## [Written problem]
Repeat the listing that follows, character for character, minus the pictures.

>> START Working data

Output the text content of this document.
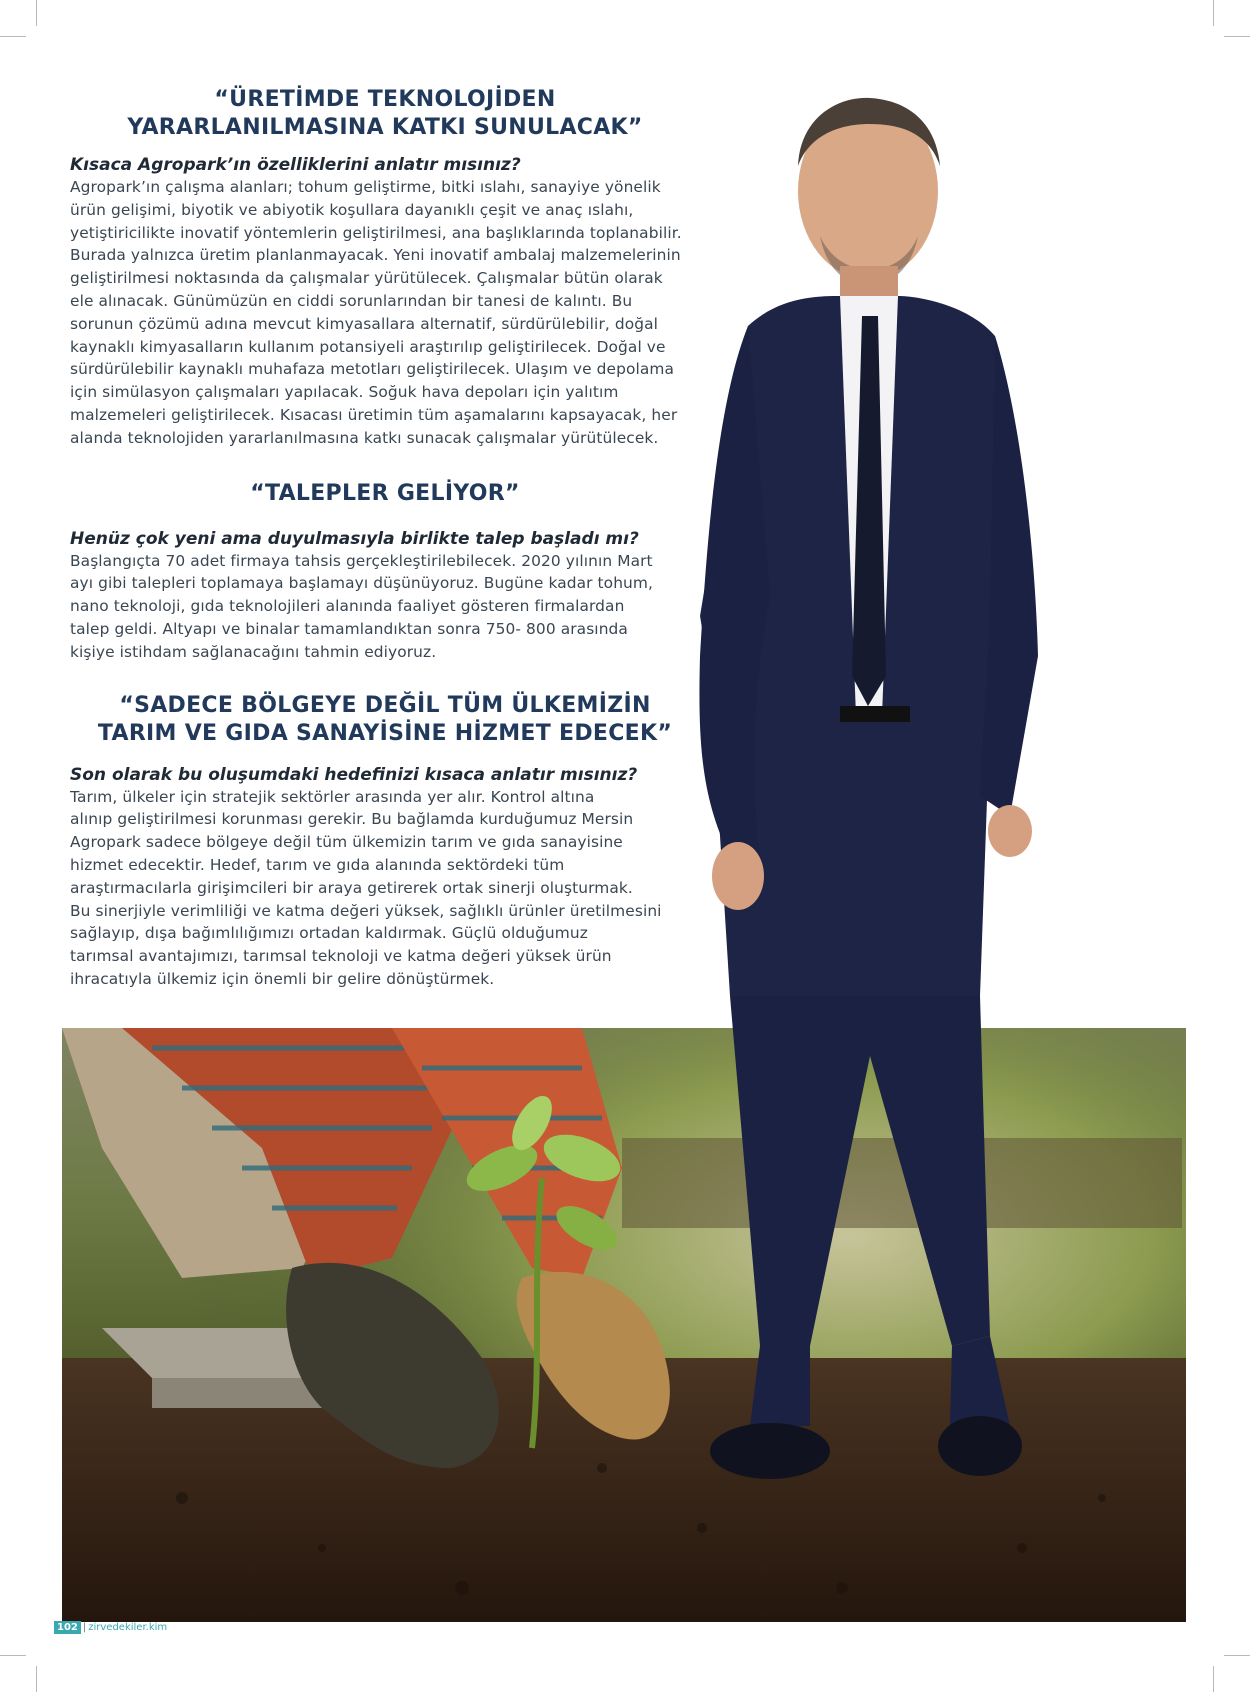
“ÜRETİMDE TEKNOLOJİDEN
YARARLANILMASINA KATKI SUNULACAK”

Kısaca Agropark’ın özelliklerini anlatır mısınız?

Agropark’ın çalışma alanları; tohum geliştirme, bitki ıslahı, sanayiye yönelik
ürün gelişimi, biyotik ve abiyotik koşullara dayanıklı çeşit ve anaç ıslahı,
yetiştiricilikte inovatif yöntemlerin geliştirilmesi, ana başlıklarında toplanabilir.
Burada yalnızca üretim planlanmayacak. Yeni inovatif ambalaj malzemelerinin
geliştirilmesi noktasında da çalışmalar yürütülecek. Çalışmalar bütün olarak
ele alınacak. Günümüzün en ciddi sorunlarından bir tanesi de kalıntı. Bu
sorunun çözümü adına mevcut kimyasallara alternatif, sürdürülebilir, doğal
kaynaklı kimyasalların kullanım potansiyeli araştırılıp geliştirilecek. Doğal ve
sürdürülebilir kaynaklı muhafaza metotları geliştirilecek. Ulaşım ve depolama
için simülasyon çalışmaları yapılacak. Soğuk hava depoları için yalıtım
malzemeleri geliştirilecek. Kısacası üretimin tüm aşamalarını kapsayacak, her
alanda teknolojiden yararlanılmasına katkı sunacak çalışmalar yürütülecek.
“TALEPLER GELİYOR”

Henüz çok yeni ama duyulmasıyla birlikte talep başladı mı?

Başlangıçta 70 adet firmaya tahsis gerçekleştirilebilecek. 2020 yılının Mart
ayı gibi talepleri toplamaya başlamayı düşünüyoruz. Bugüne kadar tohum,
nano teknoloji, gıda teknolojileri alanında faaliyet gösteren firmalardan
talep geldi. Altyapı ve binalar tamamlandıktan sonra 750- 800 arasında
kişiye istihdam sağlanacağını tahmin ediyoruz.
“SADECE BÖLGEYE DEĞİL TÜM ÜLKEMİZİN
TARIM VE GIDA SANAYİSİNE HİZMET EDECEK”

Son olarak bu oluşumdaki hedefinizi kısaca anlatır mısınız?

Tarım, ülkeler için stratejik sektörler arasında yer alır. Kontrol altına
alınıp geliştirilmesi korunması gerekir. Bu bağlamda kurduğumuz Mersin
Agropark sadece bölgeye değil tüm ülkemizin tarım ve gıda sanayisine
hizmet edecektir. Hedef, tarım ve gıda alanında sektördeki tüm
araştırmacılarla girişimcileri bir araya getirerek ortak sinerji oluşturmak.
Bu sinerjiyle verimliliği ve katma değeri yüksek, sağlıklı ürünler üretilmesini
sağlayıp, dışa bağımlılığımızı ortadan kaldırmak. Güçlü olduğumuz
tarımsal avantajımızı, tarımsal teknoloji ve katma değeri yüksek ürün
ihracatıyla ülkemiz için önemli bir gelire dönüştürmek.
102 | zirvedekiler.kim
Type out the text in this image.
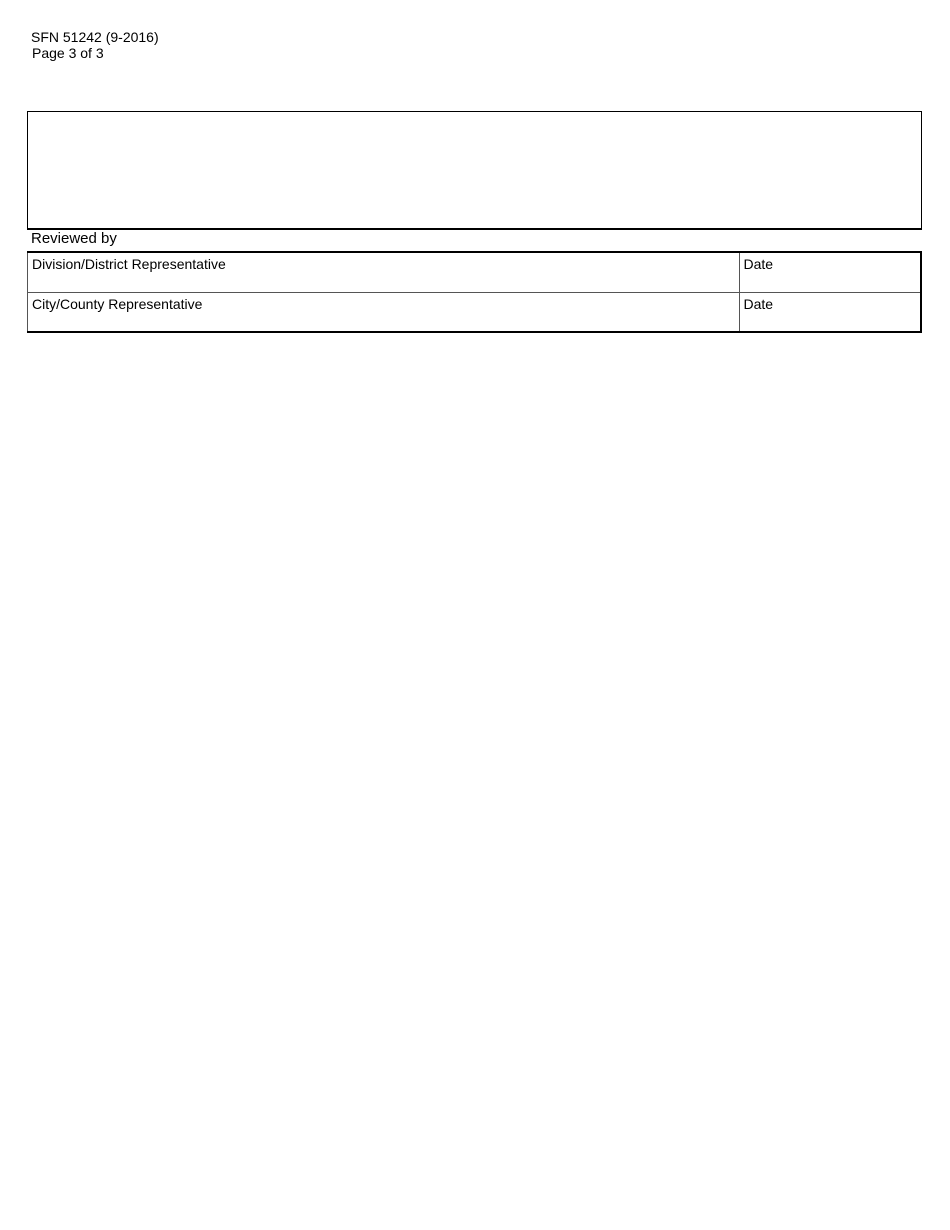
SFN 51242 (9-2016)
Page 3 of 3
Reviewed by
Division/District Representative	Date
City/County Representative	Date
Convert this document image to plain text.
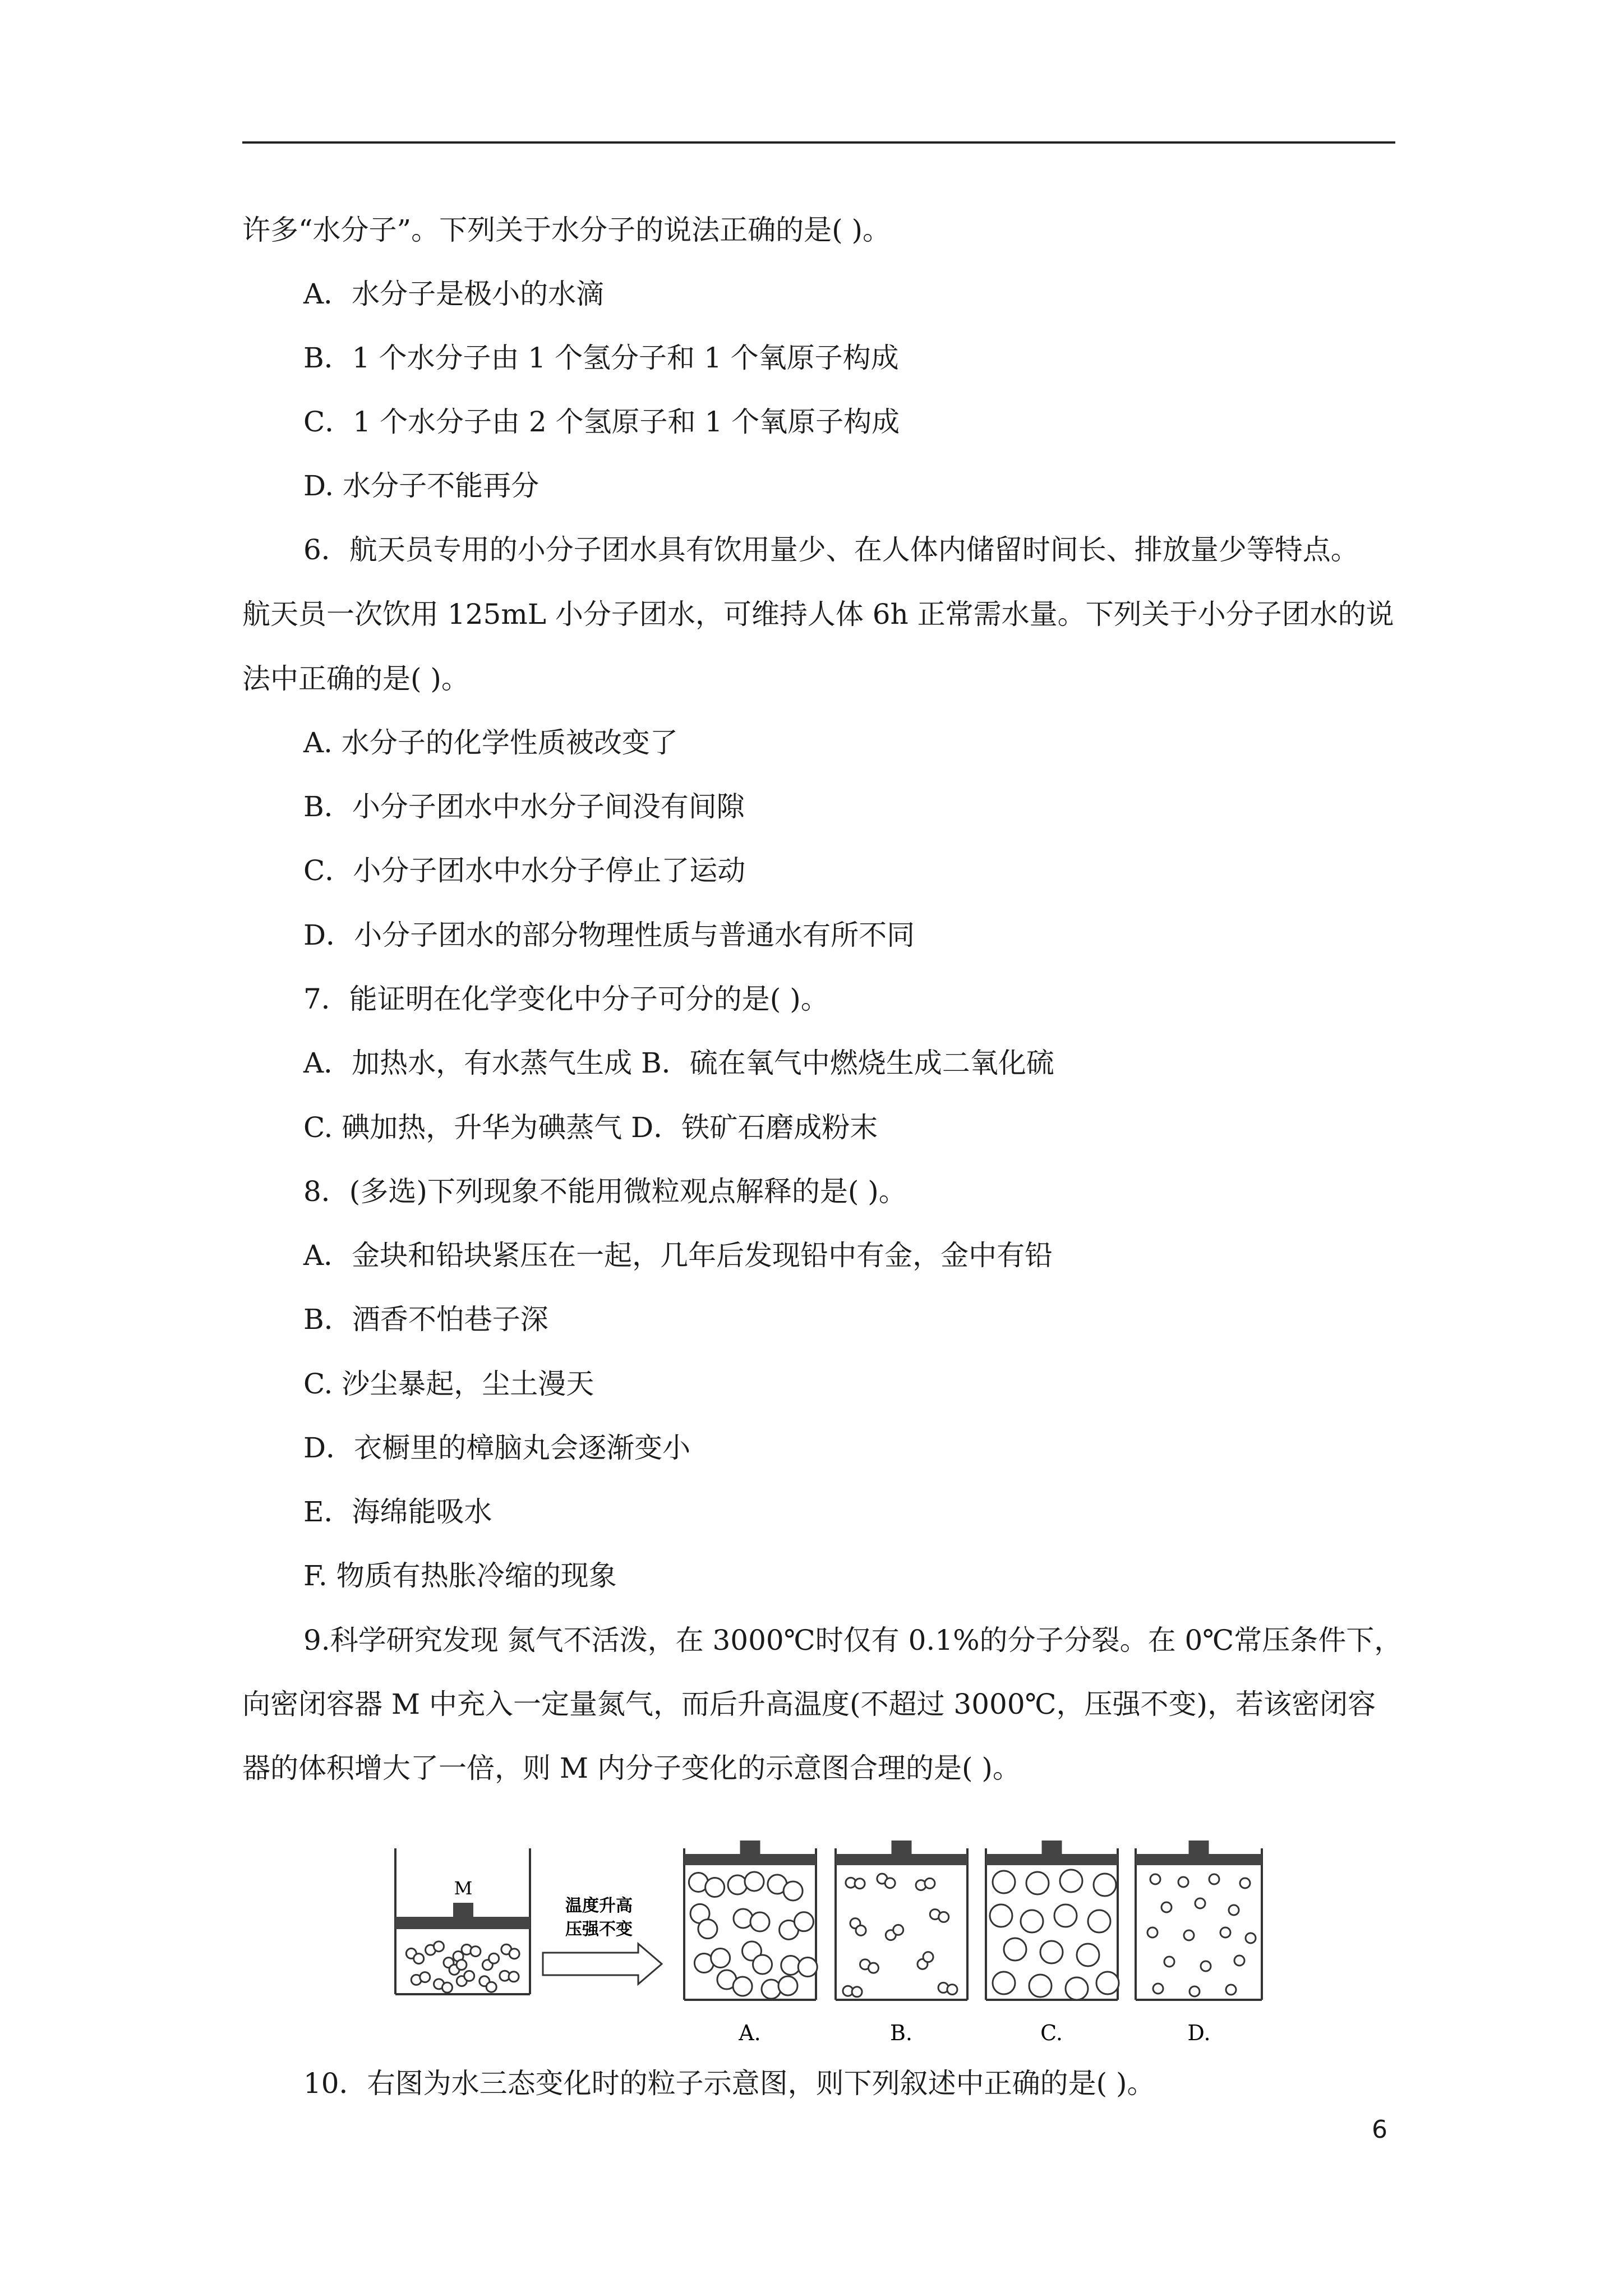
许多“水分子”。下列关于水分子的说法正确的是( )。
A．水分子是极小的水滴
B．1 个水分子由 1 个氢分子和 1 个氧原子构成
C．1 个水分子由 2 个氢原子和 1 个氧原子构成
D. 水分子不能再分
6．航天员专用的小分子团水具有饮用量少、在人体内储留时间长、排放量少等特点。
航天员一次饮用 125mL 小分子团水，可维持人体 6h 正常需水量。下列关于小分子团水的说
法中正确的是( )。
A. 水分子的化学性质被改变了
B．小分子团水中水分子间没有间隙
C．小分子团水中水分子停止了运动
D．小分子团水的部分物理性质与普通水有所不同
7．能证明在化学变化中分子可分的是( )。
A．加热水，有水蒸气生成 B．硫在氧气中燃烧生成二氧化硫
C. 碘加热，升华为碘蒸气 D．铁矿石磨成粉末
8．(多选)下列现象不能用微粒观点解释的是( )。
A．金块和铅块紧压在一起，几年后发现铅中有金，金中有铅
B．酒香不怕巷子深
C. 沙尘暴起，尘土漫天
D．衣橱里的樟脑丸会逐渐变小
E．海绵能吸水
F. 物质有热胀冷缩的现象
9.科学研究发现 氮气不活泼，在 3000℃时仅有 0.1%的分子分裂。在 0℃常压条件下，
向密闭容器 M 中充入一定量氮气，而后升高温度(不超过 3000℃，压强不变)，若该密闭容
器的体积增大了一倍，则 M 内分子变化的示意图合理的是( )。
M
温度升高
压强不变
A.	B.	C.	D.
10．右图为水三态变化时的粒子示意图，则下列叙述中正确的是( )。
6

>> END Working data

## [Exercise answer]
Output the text content of this document.
“ÜRETİMDE TEKNOLOJİDEN
YARARLANILMASINA KATKI SUNULACAK”

Kısaca Agropark’ın özelliklerini anlatır mısınız?

Agropark’ın çalışma alanları; tohum geliştirme, bitki ıslahı, sanayiye yönelik
ürün gelişimi, biyotik ve abiyotik koşullara dayanıklı çeşit ve anaç ıslahı,
yetiştiricilikte inovatif yöntemlerin geliştirilmesi, ana başlıklarında toplanabilir.
Burada yalnızca üretim planlanmayacak. Yeni inovatif ambalaj malzemelerinin
geliştirilmesi noktasında da çalışmalar yürütülecek. Çalışmalar bütün olarak
ele alınacak. Günümüzün en ciddi sorunlarından bir tanesi de kalıntı. Bu
sorunun çözümü adına mevcut kimyasallara alternatif, sürdürülebilir, doğal
kaynaklı kimyasalların kullanım potansiyeli araştırılıp geliştirilecek. Doğal ve
sürdürülebilir kaynaklı muhafaza metotları geliştirilecek. Ulaşım ve depolama
için simülasyon çalışmaları yapılacak. Soğuk hava depoları için yalıtım
malzemeleri geliştirilecek. Kısacası üretimin tüm aşamalarını kapsayacak, her
alanda teknolojiden yararlanılmasına katkı sunacak çalışmalar yürütülecek.
“TALEPLER GELİYOR”

Henüz çok yeni ama duyulmasıyla birlikte talep başladı mı?

Başlangıçta 70 adet firmaya tahsis gerçekleştirilebilecek. 2020 yılının Mart
ayı gibi talepleri toplamaya başlamayı düşünüyoruz. Bugüne kadar tohum,
nano teknoloji, gıda teknolojileri alanında faaliyet gösteren firmalardan
talep geldi. Altyapı ve binalar tamamlandıktan sonra 750- 800 arasında
kişiye istihdam sağlanacağını tahmin ediyoruz.
“SADECE BÖLGEYE DEĞİL TÜM ÜLKEMİZİN
TARIM VE GIDA SANAYİSİNE HİZMET EDECEK”

Son olarak bu oluşumdaki hedefinizi kısaca anlatır mısınız?

Tarım, ülkeler için stratejik sektörler arasında yer alır. Kontrol altına
alınıp geliştirilmesi korunması gerekir. Bu bağlamda kurduğumuz Mersin
Agropark sadece bölgeye değil tüm ülkemizin tarım ve gıda sanayisine
hizmet edecektir. Hedef, tarım ve gıda alanında sektördeki tüm
araştırmacılarla girişimcileri bir araya getirerek ortak sinerji oluşturmak.
Bu sinerjiyle verimliliği ve katma değeri yüksek, sağlıklı ürünler üretilmesini
sağlayıp, dışa bağımlılığımızı ortadan kaldırmak. Güçlü olduğumuz
tarımsal avantajımızı, tarımsal teknoloji ve katma değeri yüksek ürün
ihracatıyla ülkemiz için önemli bir gelire dönüştürmek.
102 | zirvedekiler.kim
Type out the text in this image.
SFN 51242 (9-2016)
Page 3 of 3
Reviewed by
Division/District Representative	Date
City/County Representative	Date
Convert this document image to plain text.
许多“水分子”。下列关于水分子的说法正确的是( )。
A．水分子是极小的水滴
B．1 个水分子由 1 个氢分子和 1 个氧原子构成
C．1 个水分子由 2 个氢原子和 1 个氧原子构成
D. 水分子不能再分
6．航天员专用的小分子团水具有饮用量少、在人体内储留时间长、排放量少等特点。
航天员一次饮用 125mL 小分子团水，可维持人体 6h 正常需水量。下列关于小分子团水的说
法中正确的是( )。
A. 水分子的化学性质被改变了
B．小分子团水中水分子间没有间隙
C．小分子团水中水分子停止了运动
D．小分子团水的部分物理性质与普通水有所不同
7．能证明在化学变化中分子可分的是( )。
A．加热水，有水蒸气生成 B．硫在氧气中燃烧生成二氧化硫
C. 碘加热，升华为碘蒸气 D．铁矿石磨成粉末
8．(多选)下列现象不能用微粒观点解释的是( )。
A．金块和铅块紧压在一起，几年后发现铅中有金，金中有铅
B．酒香不怕巷子深
C. 沙尘暴起，尘土漫天
D．衣橱里的樟脑丸会逐渐变小
E．海绵能吸水
F. 物质有热胀冷缩的现象
9.科学研究发现 氮气不活泼，在 3000℃时仅有 0.1%的分子分裂。在 0℃常压条件下，
向密闭容器 M 中充入一定量氮气，而后升高温度(不超过 3000℃，压强不变)，若该密闭容
器的体积增大了一倍，则 M 内分子变化的示意图合理的是( )。
M
温度升高
压强不变
A.	B.	C.	D.
10．右图为水三态变化时的粒子示意图，则下列叙述中正确的是( )。
6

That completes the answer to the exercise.